• _WHAT IS ASKED_
Pick out all lines in the listing holding the string "median" and copy them.

• _SUPPLIED INFORMATION_

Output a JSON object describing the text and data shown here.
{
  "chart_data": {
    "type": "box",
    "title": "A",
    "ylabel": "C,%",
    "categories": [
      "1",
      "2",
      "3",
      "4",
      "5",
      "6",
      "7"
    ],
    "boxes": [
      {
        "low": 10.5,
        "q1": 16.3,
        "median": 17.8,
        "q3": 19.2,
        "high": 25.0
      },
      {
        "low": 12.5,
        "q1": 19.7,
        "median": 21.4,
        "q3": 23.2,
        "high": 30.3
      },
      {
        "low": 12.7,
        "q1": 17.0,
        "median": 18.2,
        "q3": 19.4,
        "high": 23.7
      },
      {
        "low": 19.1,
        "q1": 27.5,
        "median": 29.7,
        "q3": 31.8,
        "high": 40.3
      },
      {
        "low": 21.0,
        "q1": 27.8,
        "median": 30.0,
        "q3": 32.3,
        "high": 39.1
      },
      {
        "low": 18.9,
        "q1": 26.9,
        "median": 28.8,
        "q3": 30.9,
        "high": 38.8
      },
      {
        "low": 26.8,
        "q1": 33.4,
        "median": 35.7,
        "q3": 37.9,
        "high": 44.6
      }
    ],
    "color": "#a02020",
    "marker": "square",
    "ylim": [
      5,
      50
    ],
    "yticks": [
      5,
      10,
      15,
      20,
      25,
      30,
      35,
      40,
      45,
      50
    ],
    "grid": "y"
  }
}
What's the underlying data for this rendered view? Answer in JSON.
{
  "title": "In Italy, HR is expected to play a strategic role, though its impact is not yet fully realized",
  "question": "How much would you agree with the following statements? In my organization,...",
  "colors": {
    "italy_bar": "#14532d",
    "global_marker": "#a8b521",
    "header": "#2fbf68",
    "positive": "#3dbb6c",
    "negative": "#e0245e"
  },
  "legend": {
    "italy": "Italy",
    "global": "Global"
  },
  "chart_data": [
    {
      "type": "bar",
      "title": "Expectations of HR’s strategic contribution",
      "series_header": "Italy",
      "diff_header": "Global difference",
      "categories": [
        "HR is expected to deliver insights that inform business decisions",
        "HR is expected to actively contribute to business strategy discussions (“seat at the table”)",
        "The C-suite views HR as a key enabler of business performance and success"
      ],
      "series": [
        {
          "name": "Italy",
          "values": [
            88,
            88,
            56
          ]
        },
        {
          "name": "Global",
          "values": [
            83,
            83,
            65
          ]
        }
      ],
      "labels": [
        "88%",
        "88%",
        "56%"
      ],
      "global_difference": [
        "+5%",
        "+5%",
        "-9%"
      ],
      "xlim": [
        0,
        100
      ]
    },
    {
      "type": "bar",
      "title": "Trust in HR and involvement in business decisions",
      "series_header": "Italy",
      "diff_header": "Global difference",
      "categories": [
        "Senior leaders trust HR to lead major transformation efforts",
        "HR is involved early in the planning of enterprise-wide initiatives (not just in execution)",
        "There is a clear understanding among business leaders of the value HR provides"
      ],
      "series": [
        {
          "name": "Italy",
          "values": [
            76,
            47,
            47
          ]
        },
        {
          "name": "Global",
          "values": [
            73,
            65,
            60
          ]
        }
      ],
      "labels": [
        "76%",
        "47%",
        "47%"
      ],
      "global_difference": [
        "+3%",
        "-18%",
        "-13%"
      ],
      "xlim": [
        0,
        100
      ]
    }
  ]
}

==

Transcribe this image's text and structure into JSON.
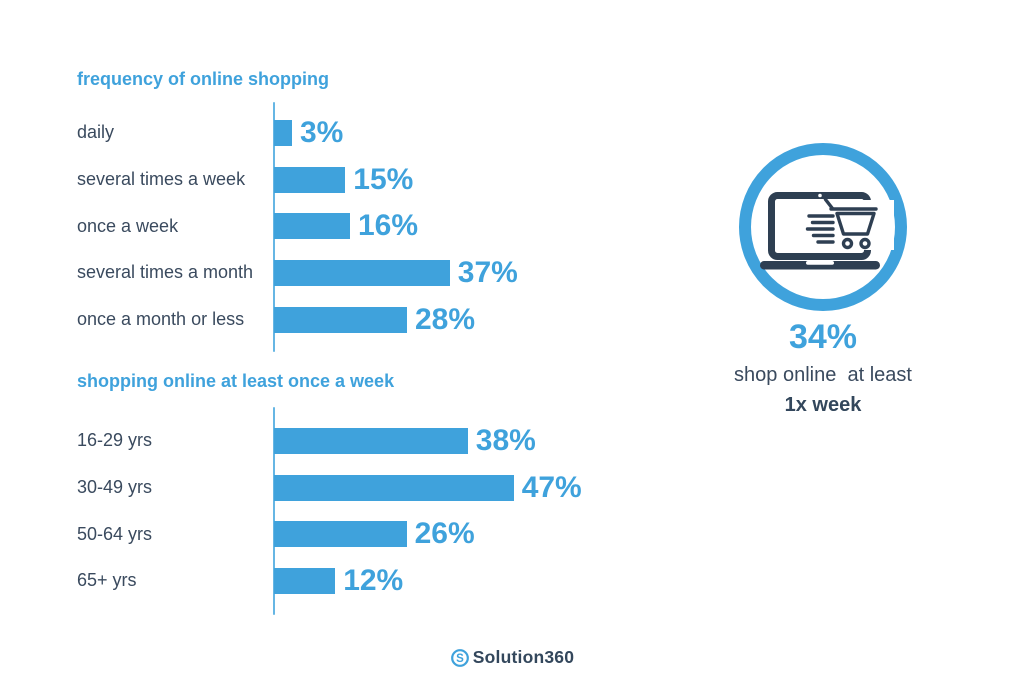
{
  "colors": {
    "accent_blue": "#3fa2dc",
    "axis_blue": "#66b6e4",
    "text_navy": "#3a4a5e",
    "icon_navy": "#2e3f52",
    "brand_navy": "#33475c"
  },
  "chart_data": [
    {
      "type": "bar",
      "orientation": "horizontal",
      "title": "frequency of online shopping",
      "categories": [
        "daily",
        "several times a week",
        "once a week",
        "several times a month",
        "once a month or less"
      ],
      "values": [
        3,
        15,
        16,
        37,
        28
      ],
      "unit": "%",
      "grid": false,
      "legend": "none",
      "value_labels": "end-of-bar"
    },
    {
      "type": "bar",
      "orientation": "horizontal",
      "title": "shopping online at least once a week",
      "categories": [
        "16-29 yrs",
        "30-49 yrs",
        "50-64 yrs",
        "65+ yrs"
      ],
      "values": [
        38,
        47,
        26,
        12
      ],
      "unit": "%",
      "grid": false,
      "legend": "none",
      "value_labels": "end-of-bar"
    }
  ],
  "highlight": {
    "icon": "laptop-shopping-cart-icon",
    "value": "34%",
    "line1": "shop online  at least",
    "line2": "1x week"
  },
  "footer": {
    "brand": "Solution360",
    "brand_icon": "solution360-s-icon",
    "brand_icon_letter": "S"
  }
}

• _SOLUTION_
        "median": 17.8,
        "median": 21.4,
        "median": 18.2,
        "median": 29.7,
        "median": 30.0,
        "median": 28.8,
        "median": 35.7,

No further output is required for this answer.